Указания ▸
- a) Перечислите, пожалуйста, все войны, которые названы в отрывке о Берлине.
- b) Продолжите отрывок о Берлине, начав сразу после его последнего предложения.

Выбранный текст ▸
·····
В последовавшие за окончанием Второй мировой войны годы Берлин, оккупированный армиями военной коалиции, был переустроен заново. Разделенный между коммунистическим Востоком и либерально-демократическим Западом, город стал эпицентром холодной войны и местом, где столкнулись две концепции построения идеального общества[3]. В Берлине произошел первый серьезный кризис времен холодной войны – берлинская блокада и воздушный мост, – предвещавший, казалось, Третью мировую. Этого не произошло, тем не менее вскоре Германия и Берлин были формально разделены. В следующие двенадцать лет в Восточном Берлине и Западном Берлине стали развиваться уникальные и независимые друг от друга уклады жизни. Но разделение города не было четко выражено – вплоть до одного летнего утра 1961 г. Проснувшись 13 августа, жители Восточного и Западного Берлинов обнаружили, что их город кардинальным образом (и, казалось, навсегда) разъединен – стеной, которая надолго останется стоять как физическое воплощение диктаторского восточногерманского коммунизма.
·····
[Несколько записей]
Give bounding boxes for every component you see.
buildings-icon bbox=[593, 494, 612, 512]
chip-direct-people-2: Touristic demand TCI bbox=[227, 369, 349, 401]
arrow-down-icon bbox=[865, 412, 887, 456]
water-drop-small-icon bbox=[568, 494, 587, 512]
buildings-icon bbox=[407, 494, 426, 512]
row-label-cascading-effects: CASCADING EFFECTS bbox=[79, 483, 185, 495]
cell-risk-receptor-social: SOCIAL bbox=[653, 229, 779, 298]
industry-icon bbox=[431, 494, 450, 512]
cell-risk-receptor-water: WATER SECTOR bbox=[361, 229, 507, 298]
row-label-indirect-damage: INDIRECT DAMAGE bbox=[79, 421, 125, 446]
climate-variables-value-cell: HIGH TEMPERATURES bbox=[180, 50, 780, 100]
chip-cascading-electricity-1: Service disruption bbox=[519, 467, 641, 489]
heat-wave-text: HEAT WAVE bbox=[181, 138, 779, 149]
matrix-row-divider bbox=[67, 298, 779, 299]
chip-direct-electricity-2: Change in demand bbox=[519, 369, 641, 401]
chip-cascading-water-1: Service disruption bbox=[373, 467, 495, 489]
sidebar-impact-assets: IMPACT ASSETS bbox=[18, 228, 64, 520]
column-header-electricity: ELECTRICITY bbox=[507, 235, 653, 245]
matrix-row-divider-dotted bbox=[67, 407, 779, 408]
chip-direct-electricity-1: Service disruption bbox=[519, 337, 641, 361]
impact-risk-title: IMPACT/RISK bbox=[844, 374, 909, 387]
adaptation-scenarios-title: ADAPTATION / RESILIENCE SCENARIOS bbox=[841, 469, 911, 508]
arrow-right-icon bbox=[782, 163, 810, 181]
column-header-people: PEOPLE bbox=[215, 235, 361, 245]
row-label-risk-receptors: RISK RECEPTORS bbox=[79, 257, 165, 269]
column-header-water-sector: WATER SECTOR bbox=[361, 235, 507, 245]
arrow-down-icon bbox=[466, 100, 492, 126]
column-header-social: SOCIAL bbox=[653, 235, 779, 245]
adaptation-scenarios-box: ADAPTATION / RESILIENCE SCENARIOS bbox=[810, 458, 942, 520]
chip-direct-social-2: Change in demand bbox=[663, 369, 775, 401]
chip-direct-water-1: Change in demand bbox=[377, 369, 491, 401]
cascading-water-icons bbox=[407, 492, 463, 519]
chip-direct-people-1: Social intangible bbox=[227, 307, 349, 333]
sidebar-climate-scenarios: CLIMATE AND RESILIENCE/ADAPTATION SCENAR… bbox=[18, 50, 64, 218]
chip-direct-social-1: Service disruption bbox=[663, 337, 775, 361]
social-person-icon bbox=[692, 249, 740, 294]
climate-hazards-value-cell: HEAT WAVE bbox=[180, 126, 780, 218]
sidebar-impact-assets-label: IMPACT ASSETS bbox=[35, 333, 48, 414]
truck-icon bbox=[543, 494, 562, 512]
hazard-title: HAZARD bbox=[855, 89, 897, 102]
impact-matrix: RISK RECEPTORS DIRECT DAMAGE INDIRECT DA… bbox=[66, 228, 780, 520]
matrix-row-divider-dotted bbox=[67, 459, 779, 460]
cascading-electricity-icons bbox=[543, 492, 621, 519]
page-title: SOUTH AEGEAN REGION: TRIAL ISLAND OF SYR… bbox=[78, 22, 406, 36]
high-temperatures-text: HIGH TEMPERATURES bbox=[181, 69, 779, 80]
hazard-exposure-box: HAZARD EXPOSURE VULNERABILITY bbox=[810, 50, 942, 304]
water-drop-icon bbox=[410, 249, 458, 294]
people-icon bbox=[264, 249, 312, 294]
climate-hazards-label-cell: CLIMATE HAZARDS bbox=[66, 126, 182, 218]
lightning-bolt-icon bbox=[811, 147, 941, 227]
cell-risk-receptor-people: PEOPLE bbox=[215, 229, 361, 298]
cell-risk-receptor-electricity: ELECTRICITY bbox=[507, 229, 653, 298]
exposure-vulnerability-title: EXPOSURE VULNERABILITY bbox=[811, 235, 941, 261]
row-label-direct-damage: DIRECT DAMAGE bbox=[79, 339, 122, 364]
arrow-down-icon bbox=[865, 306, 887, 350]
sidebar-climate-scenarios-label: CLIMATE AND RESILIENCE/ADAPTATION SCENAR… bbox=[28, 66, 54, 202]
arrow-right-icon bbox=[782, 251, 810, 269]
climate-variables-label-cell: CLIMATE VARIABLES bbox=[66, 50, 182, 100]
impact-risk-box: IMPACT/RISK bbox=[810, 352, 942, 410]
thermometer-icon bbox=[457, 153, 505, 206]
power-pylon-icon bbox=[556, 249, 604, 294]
·····
Ответы ▸
- a) Вторая мировая война, холодная война, Третья мировая война.

- b)
Таковы основные контуры, таков общий фон социальной, политической и идеологической трансформации, задающие важные декорации и контекст, в которых разворачивается история смерти в Берлине. В смутные десятилетия между 1930 г. и тем летним утром 1961 г., когда выросла Берлинская стена, смерть была константой, каковой она и всегда является в человеческой жизни. При кардинально различных стилях политического управления и в чрезвычайно непохожих идеологических обстоятельствах; среди превратностей тотальной войны, воздушных бомбардировок и их последствий; во время оккупации иностранными войсками и введения новых форм управления и социальной организации жители Берлина – мужчины и женщины, религиозные и нерелигиозные, богатые и бедные, заметные и безвестные – умирали, а их родные и друзья, сверстники, пасторы и коллеги хоронили их, оплакивали и поминали. На протяжении трех десятилетий радикальных перемен жители Берлина думали о собственной смерти и о возможности загробной жизни, воображали небеса, Страшный суд или достижение нирваны. Они ходили на похороны близких, скорбели, почитали умерших и ухаживали за могилами. Однако многочисленные практики, посредством которых жители Берлина устанавливали связь со смертью в абстрактном смысле и заботились о покойниках в смысле буквальном, их способы поминания, те, кого они решали помянуть, и даже их мысли о жизни после смерти – все это вовсе не было постоянным. Это менялось со временем – вместе с политическими, социальными, идеологическими, материальными и прочими переменами.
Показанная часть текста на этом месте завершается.